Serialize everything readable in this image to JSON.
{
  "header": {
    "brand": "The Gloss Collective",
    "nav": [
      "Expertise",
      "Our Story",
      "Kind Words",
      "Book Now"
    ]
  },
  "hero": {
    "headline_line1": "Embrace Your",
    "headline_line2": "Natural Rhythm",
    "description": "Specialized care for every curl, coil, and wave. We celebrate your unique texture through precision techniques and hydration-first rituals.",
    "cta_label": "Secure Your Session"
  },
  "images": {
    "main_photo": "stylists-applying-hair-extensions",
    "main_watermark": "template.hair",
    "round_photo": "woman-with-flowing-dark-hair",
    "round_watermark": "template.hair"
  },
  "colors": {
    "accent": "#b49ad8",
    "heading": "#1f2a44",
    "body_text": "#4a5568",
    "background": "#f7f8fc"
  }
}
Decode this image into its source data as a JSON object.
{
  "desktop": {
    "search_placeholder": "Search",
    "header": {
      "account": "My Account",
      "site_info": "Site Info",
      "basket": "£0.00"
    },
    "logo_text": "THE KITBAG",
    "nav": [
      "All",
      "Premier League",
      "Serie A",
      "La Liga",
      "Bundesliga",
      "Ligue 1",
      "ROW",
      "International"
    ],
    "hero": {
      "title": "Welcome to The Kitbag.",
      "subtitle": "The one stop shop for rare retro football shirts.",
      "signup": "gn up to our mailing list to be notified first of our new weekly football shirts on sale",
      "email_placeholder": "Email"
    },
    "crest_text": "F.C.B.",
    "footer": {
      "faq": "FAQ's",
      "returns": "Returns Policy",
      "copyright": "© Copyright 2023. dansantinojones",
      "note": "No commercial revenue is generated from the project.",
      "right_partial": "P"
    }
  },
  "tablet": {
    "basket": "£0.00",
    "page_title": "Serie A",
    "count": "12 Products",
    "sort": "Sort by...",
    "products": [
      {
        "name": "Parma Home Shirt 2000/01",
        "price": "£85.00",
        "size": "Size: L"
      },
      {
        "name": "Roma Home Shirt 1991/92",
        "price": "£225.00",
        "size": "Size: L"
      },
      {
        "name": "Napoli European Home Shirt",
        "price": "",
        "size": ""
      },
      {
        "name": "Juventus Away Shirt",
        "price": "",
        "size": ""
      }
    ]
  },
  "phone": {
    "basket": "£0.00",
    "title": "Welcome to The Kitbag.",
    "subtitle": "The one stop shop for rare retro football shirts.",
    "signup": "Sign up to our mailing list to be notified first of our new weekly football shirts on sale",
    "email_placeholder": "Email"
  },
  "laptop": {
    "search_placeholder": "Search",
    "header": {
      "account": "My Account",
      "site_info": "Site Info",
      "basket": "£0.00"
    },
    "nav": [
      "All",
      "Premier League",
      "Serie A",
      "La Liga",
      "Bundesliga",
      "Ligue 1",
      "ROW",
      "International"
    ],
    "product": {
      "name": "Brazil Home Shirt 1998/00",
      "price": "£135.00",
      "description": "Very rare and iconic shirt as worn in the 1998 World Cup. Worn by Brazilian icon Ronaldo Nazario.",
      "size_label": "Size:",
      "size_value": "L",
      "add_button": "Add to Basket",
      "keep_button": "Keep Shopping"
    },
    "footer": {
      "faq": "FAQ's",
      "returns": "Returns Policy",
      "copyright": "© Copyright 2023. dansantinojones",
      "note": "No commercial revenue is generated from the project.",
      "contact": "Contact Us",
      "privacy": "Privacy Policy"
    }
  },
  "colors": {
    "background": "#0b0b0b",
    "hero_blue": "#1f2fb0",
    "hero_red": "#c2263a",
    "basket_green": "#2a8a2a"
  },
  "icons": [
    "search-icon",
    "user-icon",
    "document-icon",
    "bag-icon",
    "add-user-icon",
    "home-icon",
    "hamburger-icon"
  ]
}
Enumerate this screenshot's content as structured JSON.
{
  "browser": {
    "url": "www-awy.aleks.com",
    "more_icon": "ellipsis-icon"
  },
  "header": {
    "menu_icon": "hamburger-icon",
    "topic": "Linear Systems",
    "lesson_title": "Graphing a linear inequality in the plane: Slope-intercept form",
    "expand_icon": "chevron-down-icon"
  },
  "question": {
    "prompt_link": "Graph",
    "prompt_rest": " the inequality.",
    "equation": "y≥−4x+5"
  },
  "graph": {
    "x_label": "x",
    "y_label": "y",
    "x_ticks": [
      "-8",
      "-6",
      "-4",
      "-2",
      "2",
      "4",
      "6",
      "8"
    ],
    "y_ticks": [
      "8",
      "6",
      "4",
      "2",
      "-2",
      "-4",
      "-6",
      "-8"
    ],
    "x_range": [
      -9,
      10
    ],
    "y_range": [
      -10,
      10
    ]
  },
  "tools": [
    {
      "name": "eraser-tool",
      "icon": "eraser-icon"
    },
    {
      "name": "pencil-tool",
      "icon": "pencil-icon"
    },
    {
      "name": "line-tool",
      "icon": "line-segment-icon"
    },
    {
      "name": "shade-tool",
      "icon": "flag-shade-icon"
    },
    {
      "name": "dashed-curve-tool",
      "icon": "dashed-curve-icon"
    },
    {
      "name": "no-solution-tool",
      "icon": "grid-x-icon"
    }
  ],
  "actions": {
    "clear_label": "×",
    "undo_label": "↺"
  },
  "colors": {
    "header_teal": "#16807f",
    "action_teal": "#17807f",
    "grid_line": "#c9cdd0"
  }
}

=-=-=

> [Problem to solve] Every line of the data above should be copied exactly.

> [Solution to the problem]
Serialize everything readable in this image to JSON.
{
  "header": {
    "brand": "The Gloss Collective",
    "nav": [
      "Expertise",
      "Our Story",
      "Kind Words",
      "Book Now"
    ]
  },
  "hero": {
    "headline_line1": "Embrace Your",
    "headline_line2": "Natural Rhythm",
    "description": "Specialized care for every curl, coil, and wave. We celebrate your unique texture through precision techniques and hydration-first rituals.",
    "cta_label": "Secure Your Session"
  },
  "images": {
    "main_photo": "stylists-applying-hair-extensions",
    "main_watermark": "template.hair",
    "round_photo": "woman-with-flowing-dark-hair",
    "round_watermark": "template.hair"
  },
  "colors": {
    "accent": "#b49ad8",
    "heading": "#1f2a44",
    "body_text": "#4a5568",
    "background": "#f7f8fc"
  }
}
Decode this image into its source data as a JSON object.
{
  "desktop": {
    "search_placeholder": "Search",
    "header": {
      "account": "My Account",
      "site_info": "Site Info",
      "basket": "£0.00"
    },
    "logo_text": "THE KITBAG",
    "nav": [
      "All",
      "Premier League",
      "Serie A",
      "La Liga",
      "Bundesliga",
      "Ligue 1",
      "ROW",
      "International"
    ],
    "hero": {
      "title": "Welcome to The Kitbag.",
      "subtitle": "The one stop shop for rare retro football shirts.",
      "signup": "gn up to our mailing list to be notified first of our new weekly football shirts on sale",
      "email_placeholder": "Email"
    },
    "crest_text": "F.C.B.",
    "footer": {
      "faq": "FAQ's",
      "returns": "Returns Policy",
      "copyright": "© Copyright 2023. dansantinojones",
      "note": "No commercial revenue is generated from the project.",
      "right_partial": "P"
    }
  },
  "tablet": {
    "basket": "£0.00",
    "page_title": "Serie A",
    "count": "12 Products",
    "sort": "Sort by...",
    "products": [
      {
        "name": "Parma Home Shirt 2000/01",
        "price": "£85.00",
        "size": "Size: L"
      },
      {
        "name": "Roma Home Shirt 1991/92",
        "price": "£225.00",
        "size": "Size: L"
      },
      {
        "name": "Napoli European Home Shirt",
        "price": "",
        "size": ""
      },
      {
        "name": "Juventus Away Shirt",
        "price": "",
        "size": ""
      }
    ]
  },
  "phone": {
    "basket": "£0.00",
    "title": "Welcome to The Kitbag.",
    "subtitle": "The one stop shop for rare retro football shirts.",
    "signup": "Sign up to our mailing list to be notified first of our new weekly football shirts on sale",
    "email_placeholder": "Email"
  },
  "laptop": {
    "search_placeholder": "Search",
    "header": {
      "account": "My Account",
      "site_info": "Site Info",
      "basket": "£0.00"
    },
    "nav": [
      "All",
      "Premier League",
      "Serie A",
      "La Liga",
      "Bundesliga",
      "Ligue 1",
      "ROW",
      "International"
    ],
    "product": {
      "name": "Brazil Home Shirt 1998/00",
      "price": "£135.00",
      "description": "Very rare and iconic shirt as worn in the 1998 World Cup. Worn by Brazilian icon Ronaldo Nazario.",
      "size_label": "Size:",
      "size_value": "L",
      "add_button": "Add to Basket",
      "keep_button": "Keep Shopping"
    },
    "footer": {
      "faq": "FAQ's",
      "returns": "Returns Policy",
      "copyright": "© Copyright 2023. dansantinojones",
      "note": "No commercial revenue is generated from the project.",
      "contact": "Contact Us",
      "privacy": "Privacy Policy"
    }
  },
  "colors": {
    "background": "#0b0b0b",
    "hero_blue": "#1f2fb0",
    "hero_red": "#c2263a",
    "basket_green": "#2a8a2a"
  },
  "icons": [
    "search-icon",
    "user-icon",
    "document-icon",
    "bag-icon",
    "add-user-icon",
    "home-icon",
    "hamburger-icon"
  ]
}
Enumerate this screenshot's content as structured JSON.
{
  "browser": {
    "url": "www-awy.aleks.com",
    "more_icon": "ellipsis-icon"
  },
  "header": {
    "menu_icon": "hamburger-icon",
    "topic": "Linear Systems",
    "lesson_title": "Graphing a linear inequality in the plane: Slope-intercept form",
    "expand_icon": "chevron-down-icon"
  },
  "question": {
    "prompt_link": "Graph",
    "prompt_rest": " the inequality.",
    "equation": "y≥−4x+5"
  },
  "graph": {
    "x_label": "x",
    "y_label": "y",
    "x_ticks": [
      "-8",
      "-6",
      "-4",
      "-2",
      "2",
      "4",
      "6",
      "8"
    ],
    "y_ticks": [
      "8",
      "6",
      "4",
      "2",
      "-2",
      "-4",
      "-6",
      "-8"
    ],
    "x_range": [
      -9,
      10
    ],
    "y_range": [
      -10,
      10
    ]
  },
  "tools": [
    {
      "name": "eraser-tool",
      "icon": "eraser-icon"
    },
    {
      "name": "pencil-tool",
      "icon": "pencil-icon"
    },
    {
      "name": "line-tool",
      "icon": "line-segment-icon"
    },
    {
      "name": "shade-tool",
      "icon": "flag-shade-icon"
    },
    {
      "name": "dashed-curve-tool",
      "icon": "dashed-curve-icon"
    },
    {
      "name": "no-solution-tool",
      "icon": "grid-x-icon"
    }
  ],
  "actions": {
    "clear_label": "×",
    "undo_label": "↺"
  },
  "colors": {
    "header_teal": "#16807f",
    "action_teal": "#17807f",
    "grid_line": "#c9cdd0"
  }
}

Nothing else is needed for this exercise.